> Stated exercise: Output every line of the material below verbatim, without changing a single character.

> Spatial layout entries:
═══

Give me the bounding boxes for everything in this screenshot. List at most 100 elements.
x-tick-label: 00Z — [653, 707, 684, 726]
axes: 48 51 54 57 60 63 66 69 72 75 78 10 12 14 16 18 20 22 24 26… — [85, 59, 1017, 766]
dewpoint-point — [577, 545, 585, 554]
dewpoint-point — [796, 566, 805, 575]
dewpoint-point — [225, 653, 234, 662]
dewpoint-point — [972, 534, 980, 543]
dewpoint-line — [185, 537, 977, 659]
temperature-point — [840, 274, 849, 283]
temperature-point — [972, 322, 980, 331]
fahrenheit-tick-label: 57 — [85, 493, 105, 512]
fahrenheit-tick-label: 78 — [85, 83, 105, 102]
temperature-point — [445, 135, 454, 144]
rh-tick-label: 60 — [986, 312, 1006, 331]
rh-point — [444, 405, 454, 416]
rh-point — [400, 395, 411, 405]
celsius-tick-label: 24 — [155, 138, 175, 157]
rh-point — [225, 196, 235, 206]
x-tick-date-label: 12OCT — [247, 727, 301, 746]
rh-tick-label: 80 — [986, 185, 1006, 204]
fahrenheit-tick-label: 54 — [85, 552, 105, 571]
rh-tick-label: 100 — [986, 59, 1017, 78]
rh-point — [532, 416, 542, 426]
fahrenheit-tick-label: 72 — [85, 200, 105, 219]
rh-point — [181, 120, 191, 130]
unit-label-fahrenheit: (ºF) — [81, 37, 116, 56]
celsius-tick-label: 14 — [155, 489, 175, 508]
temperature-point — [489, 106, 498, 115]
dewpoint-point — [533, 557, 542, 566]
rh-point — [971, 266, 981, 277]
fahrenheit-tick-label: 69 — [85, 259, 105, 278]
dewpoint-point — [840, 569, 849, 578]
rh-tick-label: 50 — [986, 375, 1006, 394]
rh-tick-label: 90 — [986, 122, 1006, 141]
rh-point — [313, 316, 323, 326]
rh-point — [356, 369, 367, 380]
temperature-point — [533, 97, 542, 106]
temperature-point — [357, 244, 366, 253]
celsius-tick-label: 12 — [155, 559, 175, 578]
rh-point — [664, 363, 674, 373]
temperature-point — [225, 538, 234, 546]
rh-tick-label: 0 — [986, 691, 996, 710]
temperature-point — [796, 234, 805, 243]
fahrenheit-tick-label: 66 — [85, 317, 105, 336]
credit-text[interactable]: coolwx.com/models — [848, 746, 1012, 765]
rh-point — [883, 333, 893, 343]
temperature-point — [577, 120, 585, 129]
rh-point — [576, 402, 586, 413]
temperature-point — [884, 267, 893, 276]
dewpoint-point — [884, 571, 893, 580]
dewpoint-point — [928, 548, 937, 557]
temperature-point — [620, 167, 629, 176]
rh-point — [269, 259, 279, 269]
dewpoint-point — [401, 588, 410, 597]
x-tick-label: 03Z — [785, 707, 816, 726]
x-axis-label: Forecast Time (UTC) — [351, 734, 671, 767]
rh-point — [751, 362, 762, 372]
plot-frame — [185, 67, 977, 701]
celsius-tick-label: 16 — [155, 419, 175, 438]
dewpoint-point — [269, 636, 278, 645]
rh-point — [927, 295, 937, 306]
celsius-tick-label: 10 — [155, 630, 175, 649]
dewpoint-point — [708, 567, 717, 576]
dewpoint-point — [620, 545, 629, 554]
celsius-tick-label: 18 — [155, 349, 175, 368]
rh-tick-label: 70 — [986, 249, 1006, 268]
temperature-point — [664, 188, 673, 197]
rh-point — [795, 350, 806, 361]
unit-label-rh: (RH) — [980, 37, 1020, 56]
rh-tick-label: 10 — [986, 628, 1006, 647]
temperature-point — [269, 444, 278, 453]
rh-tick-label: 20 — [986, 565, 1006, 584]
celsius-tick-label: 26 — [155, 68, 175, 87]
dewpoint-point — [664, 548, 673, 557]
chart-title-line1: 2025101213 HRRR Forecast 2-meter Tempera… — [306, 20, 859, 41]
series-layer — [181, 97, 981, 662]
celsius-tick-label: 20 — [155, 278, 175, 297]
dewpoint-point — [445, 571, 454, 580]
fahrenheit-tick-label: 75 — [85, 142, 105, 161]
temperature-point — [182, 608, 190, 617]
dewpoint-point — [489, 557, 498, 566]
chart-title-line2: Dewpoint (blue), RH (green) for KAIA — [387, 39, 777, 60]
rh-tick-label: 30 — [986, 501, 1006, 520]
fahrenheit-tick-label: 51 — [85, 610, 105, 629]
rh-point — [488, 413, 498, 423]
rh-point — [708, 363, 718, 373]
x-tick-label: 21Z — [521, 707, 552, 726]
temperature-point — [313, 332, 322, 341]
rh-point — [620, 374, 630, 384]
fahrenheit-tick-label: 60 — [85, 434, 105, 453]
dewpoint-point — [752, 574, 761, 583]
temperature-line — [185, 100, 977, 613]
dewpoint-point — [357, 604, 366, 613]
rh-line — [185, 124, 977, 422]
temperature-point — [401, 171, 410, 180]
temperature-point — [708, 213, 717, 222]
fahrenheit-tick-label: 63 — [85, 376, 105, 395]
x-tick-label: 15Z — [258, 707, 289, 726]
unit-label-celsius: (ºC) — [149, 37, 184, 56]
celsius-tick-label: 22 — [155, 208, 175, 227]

═══

> Answer to the task:
Give me the bounding boxes for everything in this screenshot. List at most 100 elements.
x-tick-label: 00Z — [653, 707, 684, 726]
axes: 48 51 54 57 60 63 66 69 72 75 78 10 12 14 16 18 20 22 24 26… — [85, 59, 1017, 766]
dewpoint-point — [577, 545, 585, 554]
dewpoint-point — [796, 566, 805, 575]
dewpoint-point — [225, 653, 234, 662]
dewpoint-point — [972, 534, 980, 543]
dewpoint-line — [185, 537, 977, 659]
temperature-point — [840, 274, 849, 283]
temperature-point — [972, 322, 980, 331]
fahrenheit-tick-label: 57 — [85, 493, 105, 512]
fahrenheit-tick-label: 78 — [85, 83, 105, 102]
temperature-point — [445, 135, 454, 144]
rh-tick-label: 60 — [986, 312, 1006, 331]
rh-point — [444, 405, 454, 416]
rh-point — [400, 395, 411, 405]
celsius-tick-label: 24 — [155, 138, 175, 157]
rh-point — [225, 196, 235, 206]
x-tick-date-label: 12OCT — [247, 727, 301, 746]
rh-tick-label: 80 — [986, 185, 1006, 204]
fahrenheit-tick-label: 54 — [85, 552, 105, 571]
rh-tick-label: 100 — [986, 59, 1017, 78]
rh-point — [532, 416, 542, 426]
fahrenheit-tick-label: 72 — [85, 200, 105, 219]
rh-point — [181, 120, 191, 130]
unit-label-fahrenheit: (ºF) — [81, 37, 116, 56]
celsius-tick-label: 14 — [155, 489, 175, 508]
temperature-point — [489, 106, 498, 115]
dewpoint-point — [533, 557, 542, 566]
rh-point — [971, 266, 981, 277]
fahrenheit-tick-label: 69 — [85, 259, 105, 278]
dewpoint-point — [840, 569, 849, 578]
rh-tick-label: 50 — [986, 375, 1006, 394]
rh-tick-label: 90 — [986, 122, 1006, 141]
rh-point — [313, 316, 323, 326]
rh-point — [356, 369, 367, 380]
temperature-point — [533, 97, 542, 106]
temperature-point — [357, 244, 366, 253]
celsius-tick-label: 12 — [155, 559, 175, 578]
rh-point — [664, 363, 674, 373]
temperature-point — [225, 538, 234, 546]
rh-tick-label: 0 — [986, 691, 996, 710]
temperature-point — [796, 234, 805, 243]
fahrenheit-tick-label: 66 — [85, 317, 105, 336]
credit-text[interactable]: coolwx.com/models — [848, 746, 1012, 765]
rh-point — [883, 333, 893, 343]
temperature-point — [577, 120, 585, 129]
rh-point — [576, 402, 586, 413]
temperature-point — [884, 267, 893, 276]
dewpoint-point — [884, 571, 893, 580]
dewpoint-point — [928, 548, 937, 557]
temperature-point — [620, 167, 629, 176]
rh-point — [269, 259, 279, 269]
dewpoint-point — [401, 588, 410, 597]
x-tick-label: 03Z — [785, 707, 816, 726]
x-axis-label: Forecast Time (UTC) — [351, 734, 671, 767]
rh-point — [751, 362, 762, 372]
plot-frame — [185, 67, 977, 701]
celsius-tick-label: 16 — [155, 419, 175, 438]
dewpoint-point — [269, 636, 278, 645]
rh-point — [927, 295, 937, 306]
celsius-tick-label: 10 — [155, 630, 175, 649]
dewpoint-point — [708, 567, 717, 576]
dewpoint-point — [620, 545, 629, 554]
celsius-tick-label: 18 — [155, 349, 175, 368]
rh-tick-label: 70 — [986, 249, 1006, 268]
temperature-point — [664, 188, 673, 197]
rh-point — [795, 350, 806, 361]
unit-label-rh: (RH) — [980, 37, 1020, 56]
rh-tick-label: 10 — [986, 628, 1006, 647]
temperature-point — [269, 444, 278, 453]
rh-tick-label: 20 — [986, 565, 1006, 584]
celsius-tick-label: 26 — [155, 68, 175, 87]
dewpoint-point — [664, 548, 673, 557]
chart-title-line1: 2025101213 HRRR Forecast 2-meter Tempera… — [306, 20, 859, 41]
series-layer — [181, 97, 981, 662]
celsius-tick-label: 20 — [155, 278, 175, 297]
dewpoint-point — [445, 571, 454, 580]
fahrenheit-tick-label: 75 — [85, 142, 105, 161]
temperature-point — [182, 608, 190, 617]
dewpoint-point — [489, 557, 498, 566]
chart-title-line2: Dewpoint (blue), RH (green) for KAIA — [387, 39, 777, 60]
rh-tick-label: 30 — [986, 501, 1006, 520]
fahrenheit-tick-label: 51 — [85, 610, 105, 629]
rh-point — [488, 413, 498, 423]
rh-point — [708, 363, 718, 373]
x-tick-label: 21Z — [521, 707, 552, 726]
temperature-point — [313, 332, 322, 341]
rh-point — [620, 374, 630, 384]
fahrenheit-tick-label: 60 — [85, 434, 105, 453]
dewpoint-point — [752, 574, 761, 583]
temperature-line — [185, 100, 977, 613]
dewpoint-point — [357, 604, 366, 613]
rh-line — [185, 124, 977, 422]
temperature-point — [401, 171, 410, 180]
temperature-point — [708, 213, 717, 222]
fahrenheit-tick-label: 63 — [85, 376, 105, 395]
x-tick-label: 15Z — [258, 707, 289, 726]
unit-label-celsius: (ºC) — [149, 37, 184, 56]
celsius-tick-label: 22 — [155, 208, 175, 227]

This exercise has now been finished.